◆ EXERCISE INSTRUCTIONS:
Lines that include the word "whole" are the ones to copy.

◆ DATA SUPPLIED:

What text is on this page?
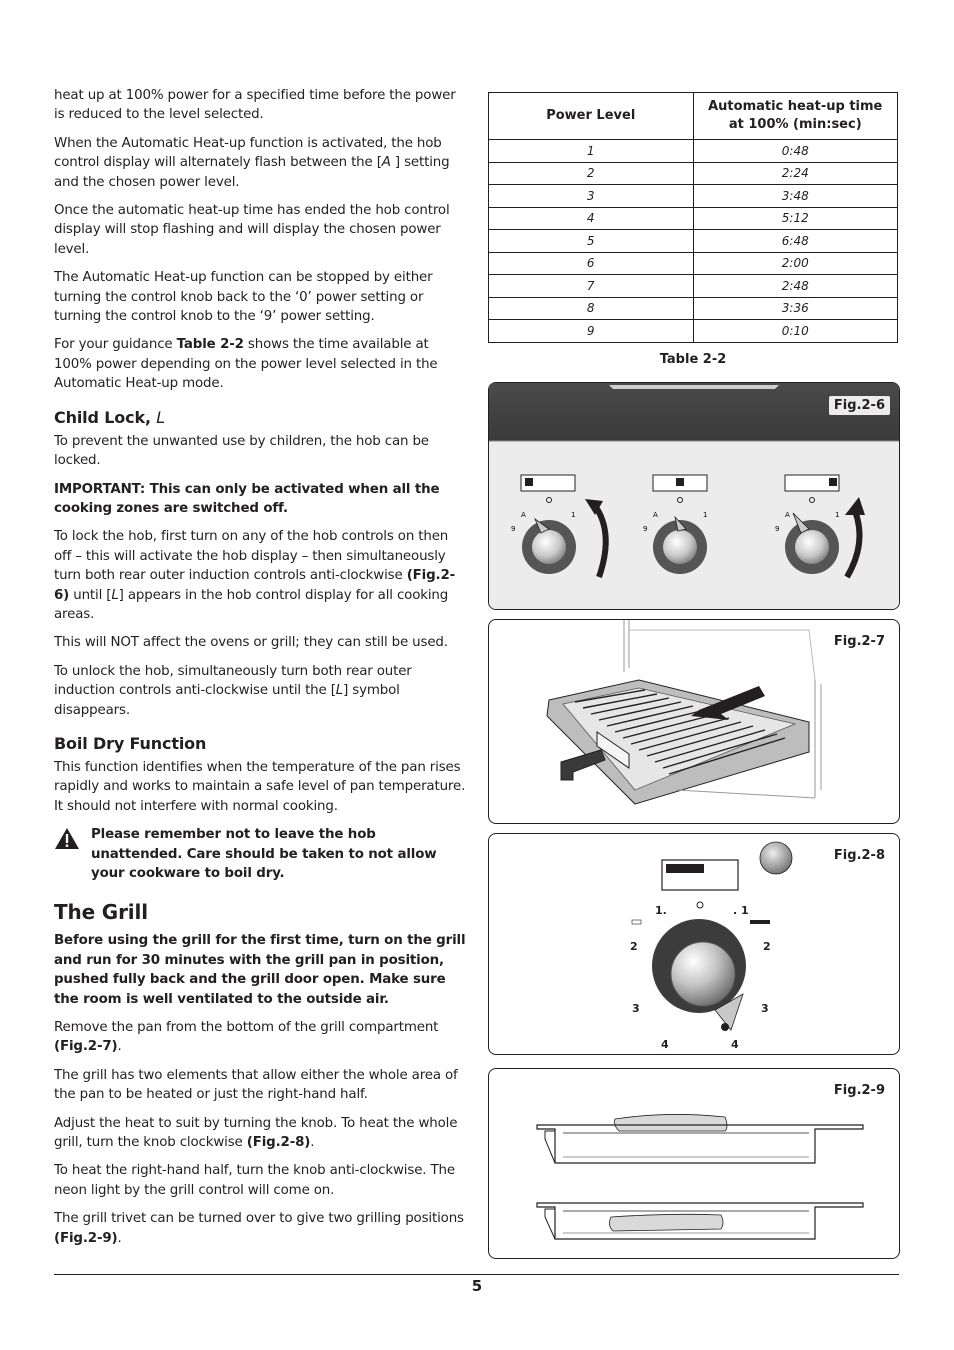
heat up at 100% power for a specified time before the power is reduced to the level selected.

When the Automatic Heat-up function is activated, the hob control display will alternately flash between the [A ] setting and the chosen power level.

Once the automatic heat-up time has ended the hob control display will stop flashing and will display the chosen power level.

The Automatic Heat-up function can be stopped by either turning the control knob back to the ‘0’ power setting or turning the control knob to the ‘9’ power setting.

For your guidance Table 2-2 shows the time available at 100% power depending on the power level selected in the Automatic Heat-up mode.

Child Lock, L

To prevent the unwanted use by children, the hob can be locked.

IMPORTANT: This can only be activated when all the cooking zones are switched off.

To lock the hob, first turn on any of the hob controls on then off – this will activate the hob display – then simultaneously turn both rear outer induction controls anti-clockwise (Fig.2-6) until [L] appears in the hob control display for all cooking areas.

This will NOT affect the ovens or grill; they can still be used.

To unlock the hob, simultaneously turn both rear outer induction controls anti-clockwise until the [L] symbol disappears.

Boil Dry Function

This function identifies when the temperature of the pan rises rapidly and works to maintain a safe level of pan temperature. It should not interfere with normal cooking.

Please remember not to leave the hob unattended. Care should be taken to not allow your cookware to boil dry.
The Grill

Before using the grill for the first time, turn on the grill and run for 30 minutes with the grill pan in position, pushed fully back and the grill door open. Make sure the room is well ventilated to the outside air.

Remove the pan from the bottom of the grill compartment (Fig.2-7).

The grill has two elements that allow either the whole area of the pan to be heated or just the right-hand half.

Adjust the heat to suit by turning the knob. To heat the whole grill, turn the knob clockwise (Fig.2-8).

To heat the right-hand half, turn the knob anti-clockwise. The neon light by the grill control will come on.

The grill trivet can be turned over to give two grilling positions (Fig.2-9).

Power Level	Automatic heat-up time at 100% (min:sec)
1	0:48
2	2:24
3	3:48
4	5:12
5	6:48
6	2:00
7	2:48
8	3:36
9	0:10
Table 2-2
Fig.2-6
A
9
1	A
9
1	A
9
1
Fig.2-7
Fig.2-8
1.	. 1
2	2
3	3
4	4
Fig.2-9
5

◆ THE RESPONSE:
The grill has two elements that allow either the whole area of the pan to be heated or just the right-hand half.
Adjust the heat to suit by turning the knob. To heat the whole grill, turn the knob clockwise (Fig.2-8).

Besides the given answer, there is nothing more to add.